▶ **Given task**:
Transcribe the records below in full; pictures stay out of the copy.

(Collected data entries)
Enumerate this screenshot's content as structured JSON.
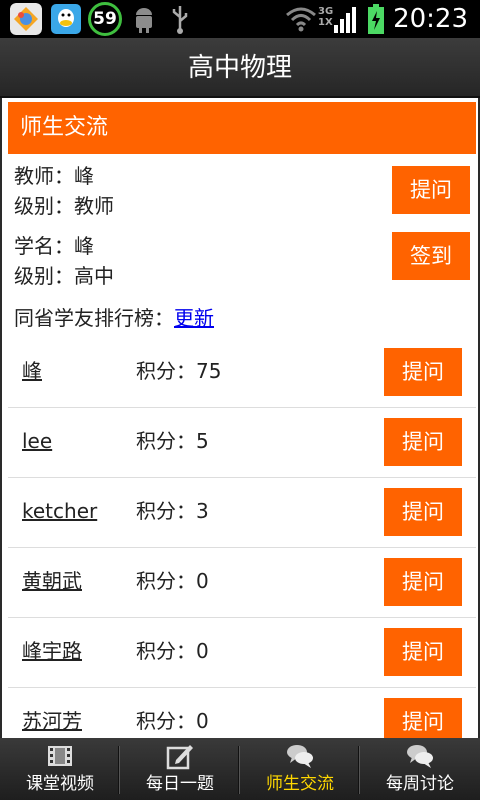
{
  "status_bar": {
    "badge": "59",
    "network": [
      "3G",
      "1X"
    ],
    "time": "20:23"
  },
  "header": {
    "title": "高中物理"
  },
  "section": {
    "title": "师生交流"
  },
  "teacher": {
    "name_line": "教师：峰",
    "level_line": "级别：教师",
    "ask_label": "提问"
  },
  "student": {
    "name_line": "学名：峰",
    "level_line": "级别：高中",
    "checkin_label": "签到"
  },
  "ranking": {
    "label": "同省学友排行榜：",
    "refresh": "更新"
  },
  "rank_rows": [
    {
      "name": "峰",
      "score": "积分：75",
      "ask": "提问"
    },
    {
      "name": "lee",
      "score": "积分：5",
      "ask": "提问"
    },
    {
      "name": "ketcher",
      "score": "积分：3",
      "ask": "提问"
    },
    {
      "name": "黄朝武",
      "score": "积分：0",
      "ask": "提问"
    },
    {
      "name": "峰宇路",
      "score": "积分：0",
      "ask": "提问"
    },
    {
      "name": "苏河芳",
      "score": "积分：0",
      "ask": "提问"
    }
  ],
  "tabs": [
    {
      "label": "课堂视频",
      "icon": "film-icon"
    },
    {
      "label": "每日一题",
      "icon": "edit-icon"
    },
    {
      "label": "师生交流",
      "icon": "chat-bubbles-icon"
    },
    {
      "label": "每周讨论",
      "icon": "chat-bubbles-icon"
    }
  ],
  "colors": {
    "accent": "#ff6300",
    "active_tab": "#ffd800"
  }
}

▶ **Written response**:
Enumerate this screenshot's content as structured JSON.
{
  "status_bar": {
    "badge": "59",
    "network": [
      "3G",
      "1X"
    ],
    "time": "20:23"
  },
  "header": {
    "title": "高中物理"
  },
  "section": {
    "title": "师生交流"
  },
  "teacher": {
    "name_line": "教师：峰",
    "level_line": "级别：教师",
    "ask_label": "提问"
  },
  "student": {
    "name_line": "学名：峰",
    "level_line": "级别：高中",
    "checkin_label": "签到"
  },
  "ranking": {
    "label": "同省学友排行榜：",
    "refresh": "更新"
  },
  "rank_rows": [
    {
      "name": "峰",
      "score": "积分：75",
      "ask": "提问"
    },
    {
      "name": "lee",
      "score": "积分：5",
      "ask": "提问"
    },
    {
      "name": "ketcher",
      "score": "积分：3",
      "ask": "提问"
    },
    {
      "name": "黄朝武",
      "score": "积分：0",
      "ask": "提问"
    },
    {
      "name": "峰宇路",
      "score": "积分：0",
      "ask": "提问"
    },
    {
      "name": "苏河芳",
      "score": "积分：0",
      "ask": "提问"
    }
  ],
  "tabs": [
    {
      "label": "课堂视频",
      "icon": "film-icon"
    },
    {
      "label": "每日一题",
      "icon": "edit-icon"
    },
    {
      "label": "师生交流",
      "icon": "chat-bubbles-icon"
    },
    {
      "label": "每周讨论",
      "icon": "chat-bubbles-icon"
    }
  ],
  "colors": {
    "accent": "#ff6300",
    "active_tab": "#ffd800"
  }
}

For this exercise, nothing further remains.